*Text segment*
Fwd: Re: [FoRK] avian flu/home grown/PastFutureTense/retraction

Tracie K Meyer con10gent_sentience
Thu Oct 13 19:59:45 PDT 2005


MY SINCEREST APOLOGIES GO TO STEPHEN. THIS IS INTENDED AS JUST A JOKE
POST AND WAS NOT TO BE SENT TO FORK LIST.

Tracie K Meyer

On Thu, 13 Oct 2005 19:53:47 -0700, "Tracie K Meyer"
<con10gent_sentience at inoutbox.com> said:
> 
> On Thu, 13 Oct 2005 19:34:04 -0400, "Stephen D. Williams" <sdw at lig.net>
> said:
> > "People born after 1918 have little or no immunity."  How would they 
> > know that?
> 
> [...]"born after"[...]
> AFTER
> Adverb:
> 1.Happening at a time subsequent to a reference time
>    "two hours after that"
> 2.Behind or in the rear
>    "and Jill came tumbling after"
> 
> "How would they know that?"
> they weren't dead; they were just born after the pandemic killed forty
> million. immunity is not 'inherited', you bloody idiot.
> 
> 
> "Does that make sense?"
> 
> no; but i just did just like new scientist did and the rest of the
> articles i send in did.
> 
> > Wouldn't it be most likely that people (and their children) with least 
> > immunity would have been the ones mostly likely to be among the 40M
> > victims?

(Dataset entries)

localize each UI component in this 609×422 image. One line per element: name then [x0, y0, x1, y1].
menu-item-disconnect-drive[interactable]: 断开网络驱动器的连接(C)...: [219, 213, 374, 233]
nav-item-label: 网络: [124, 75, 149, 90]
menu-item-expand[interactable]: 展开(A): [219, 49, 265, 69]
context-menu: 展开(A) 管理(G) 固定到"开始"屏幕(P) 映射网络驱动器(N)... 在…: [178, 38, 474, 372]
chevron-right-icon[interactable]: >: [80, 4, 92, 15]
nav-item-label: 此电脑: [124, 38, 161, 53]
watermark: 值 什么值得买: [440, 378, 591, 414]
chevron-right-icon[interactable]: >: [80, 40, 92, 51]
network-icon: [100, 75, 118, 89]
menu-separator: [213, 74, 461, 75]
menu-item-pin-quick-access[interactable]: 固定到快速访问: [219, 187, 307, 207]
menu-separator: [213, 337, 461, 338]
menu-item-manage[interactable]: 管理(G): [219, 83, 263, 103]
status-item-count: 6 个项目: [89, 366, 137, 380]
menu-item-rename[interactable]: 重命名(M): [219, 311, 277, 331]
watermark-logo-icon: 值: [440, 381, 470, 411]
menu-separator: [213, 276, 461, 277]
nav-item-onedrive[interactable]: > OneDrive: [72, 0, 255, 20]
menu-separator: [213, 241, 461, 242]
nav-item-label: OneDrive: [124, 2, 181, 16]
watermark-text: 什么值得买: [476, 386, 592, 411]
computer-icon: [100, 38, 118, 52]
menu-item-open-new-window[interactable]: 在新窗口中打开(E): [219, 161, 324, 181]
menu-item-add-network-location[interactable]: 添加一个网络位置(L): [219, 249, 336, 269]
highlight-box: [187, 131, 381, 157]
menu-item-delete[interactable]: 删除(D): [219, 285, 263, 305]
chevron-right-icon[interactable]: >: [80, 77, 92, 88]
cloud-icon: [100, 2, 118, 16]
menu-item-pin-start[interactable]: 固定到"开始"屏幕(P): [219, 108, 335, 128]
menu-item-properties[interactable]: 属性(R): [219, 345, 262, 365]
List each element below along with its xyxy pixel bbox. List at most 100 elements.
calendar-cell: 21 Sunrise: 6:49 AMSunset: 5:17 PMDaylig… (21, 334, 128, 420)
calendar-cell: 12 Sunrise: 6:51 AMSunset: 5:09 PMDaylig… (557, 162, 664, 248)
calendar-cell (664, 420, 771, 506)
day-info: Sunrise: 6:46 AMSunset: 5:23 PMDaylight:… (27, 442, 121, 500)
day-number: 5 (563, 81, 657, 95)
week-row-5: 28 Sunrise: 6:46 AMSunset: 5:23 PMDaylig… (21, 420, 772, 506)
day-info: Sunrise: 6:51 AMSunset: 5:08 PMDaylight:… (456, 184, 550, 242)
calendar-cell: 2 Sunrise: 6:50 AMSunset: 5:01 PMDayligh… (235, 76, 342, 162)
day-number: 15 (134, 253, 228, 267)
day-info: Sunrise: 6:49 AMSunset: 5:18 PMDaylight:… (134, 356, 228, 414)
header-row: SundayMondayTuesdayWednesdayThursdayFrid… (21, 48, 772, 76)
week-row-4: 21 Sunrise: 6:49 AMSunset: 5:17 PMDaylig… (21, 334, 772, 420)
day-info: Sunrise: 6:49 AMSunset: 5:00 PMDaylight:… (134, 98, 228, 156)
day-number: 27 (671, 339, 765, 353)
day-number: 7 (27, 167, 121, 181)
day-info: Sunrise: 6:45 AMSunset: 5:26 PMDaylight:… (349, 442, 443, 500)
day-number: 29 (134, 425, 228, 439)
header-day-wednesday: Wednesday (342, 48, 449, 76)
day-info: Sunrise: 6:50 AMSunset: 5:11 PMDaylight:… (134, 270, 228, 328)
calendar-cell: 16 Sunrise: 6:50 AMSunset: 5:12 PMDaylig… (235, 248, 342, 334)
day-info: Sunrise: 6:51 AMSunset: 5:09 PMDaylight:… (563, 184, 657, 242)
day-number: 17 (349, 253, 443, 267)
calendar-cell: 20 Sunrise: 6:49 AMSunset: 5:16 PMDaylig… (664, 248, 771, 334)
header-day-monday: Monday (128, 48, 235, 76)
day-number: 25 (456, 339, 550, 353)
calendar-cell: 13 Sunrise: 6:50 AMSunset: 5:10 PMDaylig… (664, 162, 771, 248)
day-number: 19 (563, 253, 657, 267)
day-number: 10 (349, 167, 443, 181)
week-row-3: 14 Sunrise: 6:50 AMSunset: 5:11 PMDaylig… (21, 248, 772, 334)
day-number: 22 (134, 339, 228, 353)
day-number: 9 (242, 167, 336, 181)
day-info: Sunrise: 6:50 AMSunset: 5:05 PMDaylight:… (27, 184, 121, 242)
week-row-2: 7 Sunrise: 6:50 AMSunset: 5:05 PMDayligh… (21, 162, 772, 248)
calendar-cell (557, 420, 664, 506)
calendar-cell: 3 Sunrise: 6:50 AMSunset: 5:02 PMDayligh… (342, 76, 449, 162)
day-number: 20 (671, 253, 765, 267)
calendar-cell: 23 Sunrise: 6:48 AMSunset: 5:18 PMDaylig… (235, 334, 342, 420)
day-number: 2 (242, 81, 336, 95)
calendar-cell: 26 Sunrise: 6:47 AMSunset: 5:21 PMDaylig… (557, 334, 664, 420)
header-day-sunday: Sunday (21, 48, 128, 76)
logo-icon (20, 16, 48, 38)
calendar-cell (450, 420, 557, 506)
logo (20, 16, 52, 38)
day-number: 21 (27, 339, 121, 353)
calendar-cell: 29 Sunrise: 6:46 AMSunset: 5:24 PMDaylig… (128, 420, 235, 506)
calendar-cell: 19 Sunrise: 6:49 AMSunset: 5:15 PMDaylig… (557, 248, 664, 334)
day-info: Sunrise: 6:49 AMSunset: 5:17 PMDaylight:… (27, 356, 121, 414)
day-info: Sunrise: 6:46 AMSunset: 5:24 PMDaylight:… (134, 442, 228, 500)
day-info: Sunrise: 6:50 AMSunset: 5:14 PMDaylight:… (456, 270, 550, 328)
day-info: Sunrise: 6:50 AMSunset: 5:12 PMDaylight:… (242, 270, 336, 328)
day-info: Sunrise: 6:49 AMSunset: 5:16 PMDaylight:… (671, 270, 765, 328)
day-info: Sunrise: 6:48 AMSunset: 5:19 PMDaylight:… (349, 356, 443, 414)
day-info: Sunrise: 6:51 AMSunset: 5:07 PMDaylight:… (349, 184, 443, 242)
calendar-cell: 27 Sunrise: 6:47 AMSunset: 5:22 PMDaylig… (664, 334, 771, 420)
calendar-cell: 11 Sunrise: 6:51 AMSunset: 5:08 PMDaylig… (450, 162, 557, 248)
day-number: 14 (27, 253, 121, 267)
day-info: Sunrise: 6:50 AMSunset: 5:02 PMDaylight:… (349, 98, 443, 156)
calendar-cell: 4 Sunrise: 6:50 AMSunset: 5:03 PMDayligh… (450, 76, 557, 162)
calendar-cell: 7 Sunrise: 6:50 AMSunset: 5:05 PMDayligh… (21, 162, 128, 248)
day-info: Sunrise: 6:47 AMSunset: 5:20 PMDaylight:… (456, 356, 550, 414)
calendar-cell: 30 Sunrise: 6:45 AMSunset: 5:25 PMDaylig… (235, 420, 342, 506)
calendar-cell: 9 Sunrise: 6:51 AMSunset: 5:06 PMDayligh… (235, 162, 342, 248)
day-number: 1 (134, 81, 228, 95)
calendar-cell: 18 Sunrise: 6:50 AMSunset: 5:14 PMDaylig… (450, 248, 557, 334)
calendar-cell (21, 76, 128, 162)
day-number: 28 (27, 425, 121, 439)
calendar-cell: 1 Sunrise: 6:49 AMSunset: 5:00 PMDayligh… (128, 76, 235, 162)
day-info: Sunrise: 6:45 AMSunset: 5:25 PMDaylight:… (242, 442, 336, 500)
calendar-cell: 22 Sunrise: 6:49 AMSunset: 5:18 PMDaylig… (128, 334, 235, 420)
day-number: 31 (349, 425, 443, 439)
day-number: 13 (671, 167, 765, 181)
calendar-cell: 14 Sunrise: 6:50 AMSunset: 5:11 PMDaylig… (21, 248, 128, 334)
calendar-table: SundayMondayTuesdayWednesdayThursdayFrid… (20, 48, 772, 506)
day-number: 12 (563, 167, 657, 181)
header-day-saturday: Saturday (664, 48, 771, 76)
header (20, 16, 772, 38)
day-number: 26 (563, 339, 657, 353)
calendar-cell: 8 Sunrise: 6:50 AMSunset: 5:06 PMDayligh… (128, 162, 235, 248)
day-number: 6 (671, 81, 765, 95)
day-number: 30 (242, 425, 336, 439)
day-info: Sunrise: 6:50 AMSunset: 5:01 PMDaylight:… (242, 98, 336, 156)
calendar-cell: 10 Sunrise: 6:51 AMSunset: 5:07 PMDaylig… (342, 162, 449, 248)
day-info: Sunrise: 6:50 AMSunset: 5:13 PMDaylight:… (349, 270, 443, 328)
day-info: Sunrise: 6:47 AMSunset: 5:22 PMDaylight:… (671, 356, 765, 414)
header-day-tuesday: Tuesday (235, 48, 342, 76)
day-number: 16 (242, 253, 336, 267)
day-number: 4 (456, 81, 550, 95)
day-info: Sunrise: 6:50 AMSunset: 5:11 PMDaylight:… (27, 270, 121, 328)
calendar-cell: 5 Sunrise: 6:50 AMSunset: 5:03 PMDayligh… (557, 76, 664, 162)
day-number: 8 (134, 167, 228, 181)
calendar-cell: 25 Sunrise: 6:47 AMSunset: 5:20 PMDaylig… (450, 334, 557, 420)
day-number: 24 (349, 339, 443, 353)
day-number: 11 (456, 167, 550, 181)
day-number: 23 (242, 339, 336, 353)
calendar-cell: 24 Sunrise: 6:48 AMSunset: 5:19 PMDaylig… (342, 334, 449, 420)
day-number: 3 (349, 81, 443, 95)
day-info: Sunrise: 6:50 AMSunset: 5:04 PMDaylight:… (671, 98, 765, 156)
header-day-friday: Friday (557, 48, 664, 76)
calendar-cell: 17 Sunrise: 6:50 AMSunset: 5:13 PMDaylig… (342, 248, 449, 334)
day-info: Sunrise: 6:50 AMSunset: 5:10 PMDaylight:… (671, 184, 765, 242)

*Work instructions*
• A. List every full date-and-time stamp that appears in the email thread.
• B. Copy the email thread word for word, from "Tracie K Meyer con10gent_sentience" up to and including "TO FORK LIST.".

*Solved problems*
• A.
Thu Oct 13 19:59:45 PDT 2005
Thu, 13 Oct 2005 19:53:47 -0700
Thu, 13 Oct 2005 19:34:04 -0400

• B.
Tracie K Meyer con10gent_sentience
Thu Oct 13 19:59:45 PDT 2005


MY SINCEREST APOLOGIES GO TO STEPHEN. THIS IS INTENDED AS JUST A JOKE
POST AND WAS NOT TO BE SENT TO FORK LIST.